## Problem details
Reproduce all of the data below without alteration; exclude every picture.
* Begin Task material *
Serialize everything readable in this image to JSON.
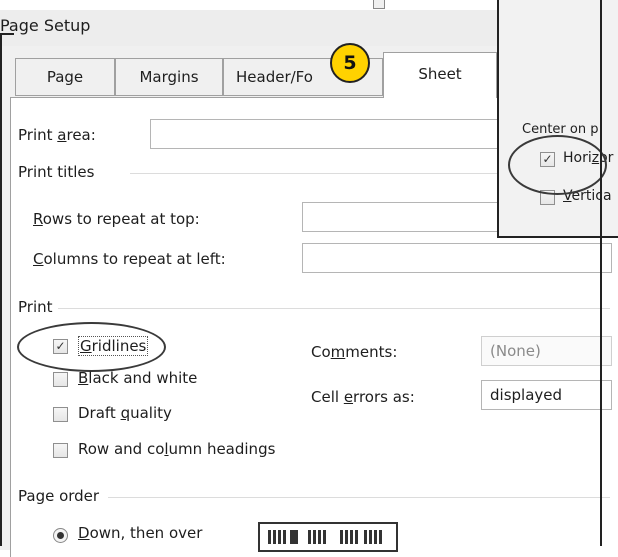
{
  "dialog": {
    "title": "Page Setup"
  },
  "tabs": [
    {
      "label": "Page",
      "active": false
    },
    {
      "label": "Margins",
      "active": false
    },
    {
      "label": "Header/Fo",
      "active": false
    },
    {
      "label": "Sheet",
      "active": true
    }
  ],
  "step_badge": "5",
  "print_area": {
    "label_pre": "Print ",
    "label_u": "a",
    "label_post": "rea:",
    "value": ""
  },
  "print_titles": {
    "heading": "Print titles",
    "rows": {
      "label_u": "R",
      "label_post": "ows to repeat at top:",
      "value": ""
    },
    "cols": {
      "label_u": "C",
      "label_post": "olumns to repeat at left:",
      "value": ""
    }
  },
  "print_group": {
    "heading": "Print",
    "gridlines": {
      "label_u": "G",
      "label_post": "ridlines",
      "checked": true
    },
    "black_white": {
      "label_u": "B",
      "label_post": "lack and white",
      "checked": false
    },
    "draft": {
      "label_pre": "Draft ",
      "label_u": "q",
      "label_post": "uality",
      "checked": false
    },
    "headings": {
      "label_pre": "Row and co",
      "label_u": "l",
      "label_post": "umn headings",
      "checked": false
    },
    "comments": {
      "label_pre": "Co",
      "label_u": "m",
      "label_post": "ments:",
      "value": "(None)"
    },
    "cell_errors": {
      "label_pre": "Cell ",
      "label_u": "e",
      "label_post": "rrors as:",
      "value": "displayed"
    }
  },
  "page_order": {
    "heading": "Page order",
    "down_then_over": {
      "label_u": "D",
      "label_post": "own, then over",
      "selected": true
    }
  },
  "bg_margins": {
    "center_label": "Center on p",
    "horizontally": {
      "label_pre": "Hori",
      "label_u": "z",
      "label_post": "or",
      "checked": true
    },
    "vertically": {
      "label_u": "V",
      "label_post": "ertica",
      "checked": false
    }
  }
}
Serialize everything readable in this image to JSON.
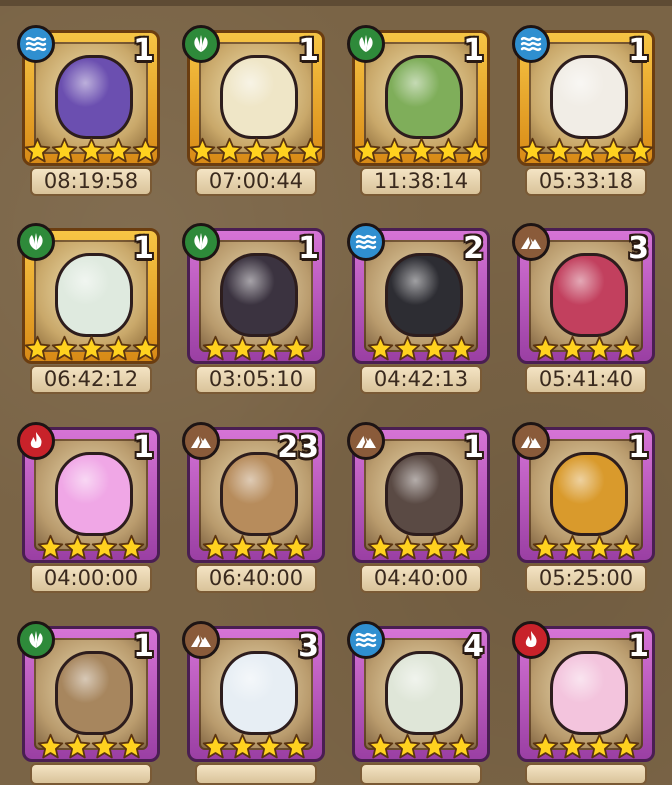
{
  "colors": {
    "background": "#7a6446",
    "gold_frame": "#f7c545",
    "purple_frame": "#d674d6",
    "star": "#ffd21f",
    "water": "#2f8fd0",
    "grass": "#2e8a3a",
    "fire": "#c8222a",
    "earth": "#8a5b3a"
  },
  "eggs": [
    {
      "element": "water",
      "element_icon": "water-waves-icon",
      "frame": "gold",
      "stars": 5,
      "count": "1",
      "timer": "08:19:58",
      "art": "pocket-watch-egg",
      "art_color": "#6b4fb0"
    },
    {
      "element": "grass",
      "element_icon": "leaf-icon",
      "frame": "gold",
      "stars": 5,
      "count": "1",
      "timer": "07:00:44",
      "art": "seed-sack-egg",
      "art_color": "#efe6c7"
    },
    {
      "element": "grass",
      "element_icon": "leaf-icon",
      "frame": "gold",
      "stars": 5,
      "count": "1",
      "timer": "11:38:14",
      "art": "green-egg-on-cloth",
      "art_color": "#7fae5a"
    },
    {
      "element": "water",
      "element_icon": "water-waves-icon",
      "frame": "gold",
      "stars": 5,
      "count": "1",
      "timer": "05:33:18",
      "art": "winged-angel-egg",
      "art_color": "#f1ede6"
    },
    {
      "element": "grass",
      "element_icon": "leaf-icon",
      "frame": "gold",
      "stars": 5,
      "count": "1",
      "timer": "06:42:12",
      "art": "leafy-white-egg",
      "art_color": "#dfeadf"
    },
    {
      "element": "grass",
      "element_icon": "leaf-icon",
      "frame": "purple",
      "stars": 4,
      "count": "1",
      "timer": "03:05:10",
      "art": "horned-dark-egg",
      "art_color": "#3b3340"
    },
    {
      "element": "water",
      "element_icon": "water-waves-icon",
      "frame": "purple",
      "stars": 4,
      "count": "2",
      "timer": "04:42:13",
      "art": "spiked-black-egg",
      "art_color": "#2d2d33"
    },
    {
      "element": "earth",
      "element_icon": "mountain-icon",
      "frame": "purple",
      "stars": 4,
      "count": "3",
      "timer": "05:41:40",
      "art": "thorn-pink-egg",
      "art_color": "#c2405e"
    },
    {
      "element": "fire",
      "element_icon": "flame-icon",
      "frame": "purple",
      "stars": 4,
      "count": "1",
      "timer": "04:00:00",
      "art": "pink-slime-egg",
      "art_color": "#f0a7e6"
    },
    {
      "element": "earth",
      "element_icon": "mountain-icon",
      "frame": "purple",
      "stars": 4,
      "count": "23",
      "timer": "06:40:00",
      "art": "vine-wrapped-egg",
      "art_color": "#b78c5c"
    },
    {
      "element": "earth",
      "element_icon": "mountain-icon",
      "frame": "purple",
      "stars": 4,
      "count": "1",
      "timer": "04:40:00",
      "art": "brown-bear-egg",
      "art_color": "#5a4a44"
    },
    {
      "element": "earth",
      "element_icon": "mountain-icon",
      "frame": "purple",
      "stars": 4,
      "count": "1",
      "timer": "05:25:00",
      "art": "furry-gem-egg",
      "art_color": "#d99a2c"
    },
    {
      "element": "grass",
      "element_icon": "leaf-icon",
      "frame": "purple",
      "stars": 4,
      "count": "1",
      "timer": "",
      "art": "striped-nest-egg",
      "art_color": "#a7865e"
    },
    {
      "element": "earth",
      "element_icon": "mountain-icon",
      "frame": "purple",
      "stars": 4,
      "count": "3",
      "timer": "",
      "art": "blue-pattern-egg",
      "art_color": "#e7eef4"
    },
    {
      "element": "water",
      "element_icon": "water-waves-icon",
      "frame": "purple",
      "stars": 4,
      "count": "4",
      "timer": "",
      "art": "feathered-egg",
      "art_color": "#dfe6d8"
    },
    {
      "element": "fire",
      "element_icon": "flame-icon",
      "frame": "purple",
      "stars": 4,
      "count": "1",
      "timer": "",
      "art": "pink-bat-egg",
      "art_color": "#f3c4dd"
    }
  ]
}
* End Task material *
## Output of the exercise
Serialize everything readable in this image to JSON.
{
  "dialog": {
    "title": "Page Setup"
  },
  "tabs": [
    {
      "label": "Page",
      "active": false
    },
    {
      "label": "Margins",
      "active": false
    },
    {
      "label": "Header/Fo",
      "active": false
    },
    {
      "label": "Sheet",
      "active": true
    }
  ],
  "step_badge": "5",
  "print_area": {
    "label_pre": "Print ",
    "label_u": "a",
    "label_post": "rea:",
    "value": ""
  },
  "print_titles": {
    "heading": "Print titles",
    "rows": {
      "label_u": "R",
      "label_post": "ows to repeat at top:",
      "value": ""
    },
    "cols": {
      "label_u": "C",
      "label_post": "olumns to repeat at left:",
      "value": ""
    }
  },
  "print_group": {
    "heading": "Print",
    "gridlines": {
      "label_u": "G",
      "label_post": "ridlines",
      "checked": true
    },
    "black_white": {
      "label_u": "B",
      "label_post": "lack and white",
      "checked": false
    },
    "draft": {
      "label_pre": "Draft ",
      "label_u": "q",
      "label_post": "uality",
      "checked": false
    },
    "headings": {
      "label_pre": "Row and co",
      "label_u": "l",
      "label_post": "umn headings",
      "checked": false
    },
    "comments": {
      "label_pre": "Co",
      "label_u": "m",
      "label_post": "ments:",
      "value": "(None)"
    },
    "cell_errors": {
      "label_pre": "Cell ",
      "label_u": "e",
      "label_post": "rrors as:",
      "value": "displayed"
    }
  },
  "page_order": {
    "heading": "Page order",
    "down_then_over": {
      "label_u": "D",
      "label_post": "own, then over",
      "selected": true
    }
  },
  "bg_margins": {
    "center_label": "Center on p",
    "horizontally": {
      "label_pre": "Hori",
      "label_u": "z",
      "label_post": "or",
      "checked": true
    },
    "vertically": {
      "label_u": "V",
      "label_post": "ertica",
      "checked": false
    }
  }
}
Serialize everything readable in this image to JSON.
{
  "colors": {
    "background": "#7a6446",
    "gold_frame": "#f7c545",
    "purple_frame": "#d674d6",
    "star": "#ffd21f",
    "water": "#2f8fd0",
    "grass": "#2e8a3a",
    "fire": "#c8222a",
    "earth": "#8a5b3a"
  },
  "eggs": [
    {
      "element": "water",
      "element_icon": "water-waves-icon",
      "frame": "gold",
      "stars": 5,
      "count": "1",
      "timer": "08:19:58",
      "art": "pocket-watch-egg",
      "art_color": "#6b4fb0"
    },
    {
      "element": "grass",
      "element_icon": "leaf-icon",
      "frame": "gold",
      "stars": 5,
      "count": "1",
      "timer": "07:00:44",
      "art": "seed-sack-egg",
      "art_color": "#efe6c7"
    },
    {
      "element": "grass",
      "element_icon": "leaf-icon",
      "frame": "gold",
      "stars": 5,
      "count": "1",
      "timer": "11:38:14",
      "art": "green-egg-on-cloth",
      "art_color": "#7fae5a"
    },
    {
      "element": "water",
      "element_icon": "water-waves-icon",
      "frame": "gold",
      "stars": 5,
      "count": "1",
      "timer": "05:33:18",
      "art": "winged-angel-egg",
      "art_color": "#f1ede6"
    },
    {
      "element": "grass",
      "element_icon": "leaf-icon",
      "frame": "gold",
      "stars": 5,
      "count": "1",
      "timer": "06:42:12",
      "art": "leafy-white-egg",
      "art_color": "#dfeadf"
    },
    {
      "element": "grass",
      "element_icon": "leaf-icon",
      "frame": "purple",
      "stars": 4,
      "count": "1",
      "timer": "03:05:10",
      "art": "horned-dark-egg",
      "art_color": "#3b3340"
    },
    {
      "element": "water",
      "element_icon": "water-waves-icon",
      "frame": "purple",
      "stars": 4,
      "count": "2",
      "timer": "04:42:13",
      "art": "spiked-black-egg",
      "art_color": "#2d2d33"
    },
    {
      "element": "earth",
      "element_icon": "mountain-icon",
      "frame": "purple",
      "stars": 4,
      "count": "3",
      "timer": "05:41:40",
      "art": "thorn-pink-egg",
      "art_color": "#c2405e"
    },
    {
      "element": "fire",
      "element_icon": "flame-icon",
      "frame": "purple",
      "stars": 4,
      "count": "1",
      "timer": "04:00:00",
      "art": "pink-slime-egg",
      "art_color": "#f0a7e6"
    },
    {
      "element": "earth",
      "element_icon": "mountain-icon",
      "frame": "purple",
      "stars": 4,
      "count": "23",
      "timer": "06:40:00",
      "art": "vine-wrapped-egg",
      "art_color": "#b78c5c"
    },
    {
      "element": "earth",
      "element_icon": "mountain-icon",
      "frame": "purple",
      "stars": 4,
      "count": "1",
      "timer": "04:40:00",
      "art": "brown-bear-egg",
      "art_color": "#5a4a44"
    },
    {
      "element": "earth",
      "element_icon": "mountain-icon",
      "frame": "purple",
      "stars": 4,
      "count": "1",
      "timer": "05:25:00",
      "art": "furry-gem-egg",
      "art_color": "#d99a2c"
    },
    {
      "element": "grass",
      "element_icon": "leaf-icon",
      "frame": "purple",
      "stars": 4,
      "count": "1",
      "timer": "",
      "art": "striped-nest-egg",
      "art_color": "#a7865e"
    },
    {
      "element": "earth",
      "element_icon": "mountain-icon",
      "frame": "purple",
      "stars": 4,
      "count": "3",
      "timer": "",
      "art": "blue-pattern-egg",
      "art_color": "#e7eef4"
    },
    {
      "element": "water",
      "element_icon": "water-waves-icon",
      "frame": "purple",
      "stars": 4,
      "count": "4",
      "timer": "",
      "art": "feathered-egg",
      "art_color": "#dfe6d8"
    },
    {
      "element": "fire",
      "element_icon": "flame-icon",
      "frame": "purple",
      "stars": 4,
      "count": "1",
      "timer": "",
      "art": "pink-bat-egg",
      "art_color": "#f3c4dd"
    }
  ]
}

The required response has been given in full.